## TEXT BLOCK
⟨

I am happy that this issue is a duplicate, it means that other people have also realised the same thing and, therefore, this will have more attention drawn to it.

Yes, I think the example of htting the down arrow from A while in the key of A makes sense. It was the original description that spoke of doing this in the key of d (minor) that didn't.

There is a certain logic in the current way, where down arrow always produced flats (or the equivalent naturals) and up always produces sharps (or the equivalent naturals), but it's equally logical to have it work where a diatonic note is chosen where possible and only introduce accidentals where necessary, which is basically what you're saying. One could say that is already the case for hitting the down arrow on C and F, where the ordinary logic is pushed aside and preference is given for B and E as opposed to Cb and Fb, even in cases where B and E also require accidentals. I'd personally rather see this changed to what you are now suggesting - choose a diatonic spelling if possible, otherwise, choose flats for down, sharp for up. Again, though, there definitely needs to be a way to override this default. And I think a single key that flips the enharmonic spelling - a la Finale (not sure about Sibelius) would be ideal.

There's no need for an enharmonic spelling switch, that's what accidental alterations are for IMHO.

I don't remember the exact name for what is that I'm asking for, but I know it's more than just diatonic, it might be armonic spelling.

Naturals are not to be only regarded as unaltered pitch, naturals are to be regarded within the context of the key that the score is in. There has to be a separate name for those as well.

The up and down arrow just HAVE to respect the key the score is in.

⟩

## Data for recognizing document structure
⟨

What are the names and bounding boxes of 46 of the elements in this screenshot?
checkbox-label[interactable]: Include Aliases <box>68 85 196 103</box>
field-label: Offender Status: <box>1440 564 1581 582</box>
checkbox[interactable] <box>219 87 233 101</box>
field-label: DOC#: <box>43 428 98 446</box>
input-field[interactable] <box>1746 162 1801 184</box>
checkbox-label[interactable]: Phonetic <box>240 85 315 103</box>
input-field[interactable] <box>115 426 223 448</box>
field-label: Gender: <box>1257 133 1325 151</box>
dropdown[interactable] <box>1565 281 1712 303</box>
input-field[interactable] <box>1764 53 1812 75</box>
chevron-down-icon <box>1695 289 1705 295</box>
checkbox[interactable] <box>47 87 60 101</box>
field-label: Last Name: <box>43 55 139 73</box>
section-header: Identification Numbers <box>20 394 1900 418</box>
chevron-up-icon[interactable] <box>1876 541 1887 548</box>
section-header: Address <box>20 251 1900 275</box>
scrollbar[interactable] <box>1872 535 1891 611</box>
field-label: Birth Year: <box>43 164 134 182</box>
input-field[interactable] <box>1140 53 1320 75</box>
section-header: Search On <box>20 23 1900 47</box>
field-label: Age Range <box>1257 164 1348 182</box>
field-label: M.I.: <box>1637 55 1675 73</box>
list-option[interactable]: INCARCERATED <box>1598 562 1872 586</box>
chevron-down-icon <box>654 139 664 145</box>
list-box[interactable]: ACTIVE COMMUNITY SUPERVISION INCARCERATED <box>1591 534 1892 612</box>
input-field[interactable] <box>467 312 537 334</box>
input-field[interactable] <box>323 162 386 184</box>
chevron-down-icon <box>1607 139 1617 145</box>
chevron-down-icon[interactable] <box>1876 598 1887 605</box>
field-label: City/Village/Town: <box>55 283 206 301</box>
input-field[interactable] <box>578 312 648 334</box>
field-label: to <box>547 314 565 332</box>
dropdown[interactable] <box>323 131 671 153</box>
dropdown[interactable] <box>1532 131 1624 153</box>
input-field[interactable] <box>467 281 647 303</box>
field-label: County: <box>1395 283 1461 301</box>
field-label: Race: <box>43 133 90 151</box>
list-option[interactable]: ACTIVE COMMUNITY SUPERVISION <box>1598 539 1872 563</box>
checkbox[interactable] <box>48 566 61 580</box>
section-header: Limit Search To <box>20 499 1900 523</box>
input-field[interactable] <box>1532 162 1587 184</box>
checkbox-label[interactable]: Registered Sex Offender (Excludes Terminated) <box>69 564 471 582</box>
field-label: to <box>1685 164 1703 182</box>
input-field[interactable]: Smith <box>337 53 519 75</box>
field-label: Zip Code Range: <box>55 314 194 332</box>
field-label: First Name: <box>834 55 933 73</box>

⟩

## TASK LIST
1. In the discussion of note spelling with the arrow keys, what does the down arrow always produce under the current behavior?
2. Reproduce the passage of the arrow-key discussion, starting at "I am happy that" and ending at "drawn to it.".

## SOLVED PROBLEMS
1. Flats, or the equivalent naturals.

2.
I am happy that this issue is a duplicate, it means that other people have also realised the same thing and, therefore, this will have more attention drawn to it.